- **Directions**: Work through the data line by line, gathering every line that has the word "Nhận".

Dataset records
########

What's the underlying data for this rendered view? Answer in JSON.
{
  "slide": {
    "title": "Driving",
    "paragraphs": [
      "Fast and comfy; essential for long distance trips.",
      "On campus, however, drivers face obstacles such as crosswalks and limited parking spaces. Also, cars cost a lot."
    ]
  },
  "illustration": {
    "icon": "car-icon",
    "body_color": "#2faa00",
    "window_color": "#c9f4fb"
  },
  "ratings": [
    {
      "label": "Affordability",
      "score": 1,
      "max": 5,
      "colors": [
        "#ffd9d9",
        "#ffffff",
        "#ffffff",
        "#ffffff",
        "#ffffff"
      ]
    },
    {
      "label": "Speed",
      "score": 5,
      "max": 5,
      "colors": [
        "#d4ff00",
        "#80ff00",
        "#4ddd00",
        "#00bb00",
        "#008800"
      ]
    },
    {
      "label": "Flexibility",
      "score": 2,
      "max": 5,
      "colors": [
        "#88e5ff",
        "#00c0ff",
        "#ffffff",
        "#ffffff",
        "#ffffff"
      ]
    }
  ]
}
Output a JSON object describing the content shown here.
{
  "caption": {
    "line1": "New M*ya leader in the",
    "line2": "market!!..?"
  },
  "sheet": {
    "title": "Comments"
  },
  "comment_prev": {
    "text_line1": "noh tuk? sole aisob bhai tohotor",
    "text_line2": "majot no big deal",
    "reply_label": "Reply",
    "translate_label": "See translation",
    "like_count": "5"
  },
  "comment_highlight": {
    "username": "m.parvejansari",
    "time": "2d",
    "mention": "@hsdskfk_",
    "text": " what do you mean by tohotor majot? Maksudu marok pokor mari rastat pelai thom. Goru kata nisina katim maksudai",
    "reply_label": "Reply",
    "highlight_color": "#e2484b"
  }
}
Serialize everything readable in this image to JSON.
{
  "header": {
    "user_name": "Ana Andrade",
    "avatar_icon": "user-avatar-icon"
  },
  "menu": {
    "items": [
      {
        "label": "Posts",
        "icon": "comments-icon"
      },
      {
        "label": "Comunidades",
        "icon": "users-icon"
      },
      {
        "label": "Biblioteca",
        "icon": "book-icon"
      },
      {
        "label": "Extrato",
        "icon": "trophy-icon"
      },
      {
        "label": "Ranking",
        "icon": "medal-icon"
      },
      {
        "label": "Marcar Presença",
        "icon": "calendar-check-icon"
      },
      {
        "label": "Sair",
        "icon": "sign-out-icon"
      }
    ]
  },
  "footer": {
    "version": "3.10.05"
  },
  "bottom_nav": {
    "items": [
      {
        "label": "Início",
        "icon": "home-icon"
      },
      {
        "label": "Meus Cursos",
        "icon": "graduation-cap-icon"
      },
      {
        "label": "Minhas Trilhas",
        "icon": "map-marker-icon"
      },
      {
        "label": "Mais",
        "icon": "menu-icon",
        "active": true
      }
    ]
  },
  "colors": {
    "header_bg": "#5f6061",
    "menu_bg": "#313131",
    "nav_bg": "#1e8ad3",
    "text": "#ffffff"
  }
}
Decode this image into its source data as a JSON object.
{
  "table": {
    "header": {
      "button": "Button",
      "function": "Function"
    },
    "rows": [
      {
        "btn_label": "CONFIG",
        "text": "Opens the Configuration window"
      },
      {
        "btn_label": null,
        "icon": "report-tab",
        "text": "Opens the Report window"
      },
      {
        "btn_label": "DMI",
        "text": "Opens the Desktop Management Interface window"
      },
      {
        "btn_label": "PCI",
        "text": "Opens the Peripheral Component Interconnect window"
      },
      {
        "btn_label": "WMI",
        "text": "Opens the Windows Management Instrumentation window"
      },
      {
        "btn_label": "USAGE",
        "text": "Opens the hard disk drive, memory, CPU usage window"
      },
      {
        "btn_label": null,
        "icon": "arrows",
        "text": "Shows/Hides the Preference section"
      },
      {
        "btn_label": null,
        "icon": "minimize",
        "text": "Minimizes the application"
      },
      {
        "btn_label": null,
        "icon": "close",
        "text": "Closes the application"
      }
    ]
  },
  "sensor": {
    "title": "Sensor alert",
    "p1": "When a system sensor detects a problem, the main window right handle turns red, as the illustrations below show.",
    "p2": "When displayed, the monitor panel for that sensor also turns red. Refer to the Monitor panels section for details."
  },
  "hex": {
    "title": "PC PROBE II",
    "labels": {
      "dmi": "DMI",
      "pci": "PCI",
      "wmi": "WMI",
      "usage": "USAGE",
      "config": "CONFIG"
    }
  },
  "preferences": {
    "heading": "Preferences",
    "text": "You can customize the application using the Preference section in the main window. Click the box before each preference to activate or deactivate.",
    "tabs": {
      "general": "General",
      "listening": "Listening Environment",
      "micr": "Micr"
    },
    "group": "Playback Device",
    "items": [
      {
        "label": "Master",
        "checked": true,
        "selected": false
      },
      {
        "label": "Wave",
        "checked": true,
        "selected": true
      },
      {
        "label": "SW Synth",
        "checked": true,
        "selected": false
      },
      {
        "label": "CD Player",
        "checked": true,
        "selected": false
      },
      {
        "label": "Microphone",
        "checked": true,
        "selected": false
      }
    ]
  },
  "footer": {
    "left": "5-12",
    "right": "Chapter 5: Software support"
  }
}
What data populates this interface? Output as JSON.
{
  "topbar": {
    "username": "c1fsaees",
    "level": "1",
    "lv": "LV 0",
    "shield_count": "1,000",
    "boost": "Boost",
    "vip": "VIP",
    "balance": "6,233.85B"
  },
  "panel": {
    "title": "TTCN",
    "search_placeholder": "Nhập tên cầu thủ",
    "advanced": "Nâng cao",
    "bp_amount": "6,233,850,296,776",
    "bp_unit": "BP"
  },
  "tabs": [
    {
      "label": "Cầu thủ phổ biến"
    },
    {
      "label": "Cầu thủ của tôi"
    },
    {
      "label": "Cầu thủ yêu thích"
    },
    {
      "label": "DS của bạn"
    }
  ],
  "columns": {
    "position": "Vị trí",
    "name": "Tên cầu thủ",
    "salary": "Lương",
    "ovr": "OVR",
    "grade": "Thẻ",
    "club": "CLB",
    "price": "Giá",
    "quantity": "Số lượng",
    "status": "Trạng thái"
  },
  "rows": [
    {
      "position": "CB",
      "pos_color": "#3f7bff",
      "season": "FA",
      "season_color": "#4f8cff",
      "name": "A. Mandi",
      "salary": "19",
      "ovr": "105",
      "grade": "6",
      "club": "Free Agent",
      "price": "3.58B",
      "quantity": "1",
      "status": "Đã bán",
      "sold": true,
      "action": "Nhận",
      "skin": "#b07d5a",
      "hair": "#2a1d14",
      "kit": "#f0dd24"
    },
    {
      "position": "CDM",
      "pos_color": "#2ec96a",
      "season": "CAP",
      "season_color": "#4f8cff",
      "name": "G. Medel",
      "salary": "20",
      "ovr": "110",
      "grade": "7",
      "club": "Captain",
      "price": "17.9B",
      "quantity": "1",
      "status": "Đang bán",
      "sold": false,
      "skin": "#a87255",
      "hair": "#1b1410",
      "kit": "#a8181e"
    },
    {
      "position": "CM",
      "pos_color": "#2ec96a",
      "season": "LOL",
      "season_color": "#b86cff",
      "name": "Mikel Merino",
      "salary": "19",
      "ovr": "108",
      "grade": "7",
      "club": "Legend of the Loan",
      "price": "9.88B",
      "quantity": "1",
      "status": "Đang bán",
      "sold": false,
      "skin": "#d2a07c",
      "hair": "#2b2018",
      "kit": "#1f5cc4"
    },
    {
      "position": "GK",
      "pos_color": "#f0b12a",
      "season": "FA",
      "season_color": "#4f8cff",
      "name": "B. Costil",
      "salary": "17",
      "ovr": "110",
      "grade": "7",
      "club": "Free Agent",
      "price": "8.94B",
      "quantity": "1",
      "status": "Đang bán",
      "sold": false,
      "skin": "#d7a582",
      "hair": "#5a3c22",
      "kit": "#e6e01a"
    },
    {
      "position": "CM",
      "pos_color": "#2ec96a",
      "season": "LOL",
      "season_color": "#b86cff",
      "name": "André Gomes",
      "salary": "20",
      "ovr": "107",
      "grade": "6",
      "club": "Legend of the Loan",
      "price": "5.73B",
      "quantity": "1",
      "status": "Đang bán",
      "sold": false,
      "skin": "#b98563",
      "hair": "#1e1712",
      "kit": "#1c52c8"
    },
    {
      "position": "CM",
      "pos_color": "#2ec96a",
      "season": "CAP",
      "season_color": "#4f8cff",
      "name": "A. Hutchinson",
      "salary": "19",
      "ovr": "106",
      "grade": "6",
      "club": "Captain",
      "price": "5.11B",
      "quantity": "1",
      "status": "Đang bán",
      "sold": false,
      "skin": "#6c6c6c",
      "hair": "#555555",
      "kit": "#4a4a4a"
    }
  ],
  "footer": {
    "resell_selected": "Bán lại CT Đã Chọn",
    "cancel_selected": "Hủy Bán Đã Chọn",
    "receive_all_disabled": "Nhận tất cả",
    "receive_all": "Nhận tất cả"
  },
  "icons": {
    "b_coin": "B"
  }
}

########

- **The result**:
      "action": "Nhận",
    "receive_all_disabled": "Nhận tất cả",
    "receive_all": "Nhận tất cả"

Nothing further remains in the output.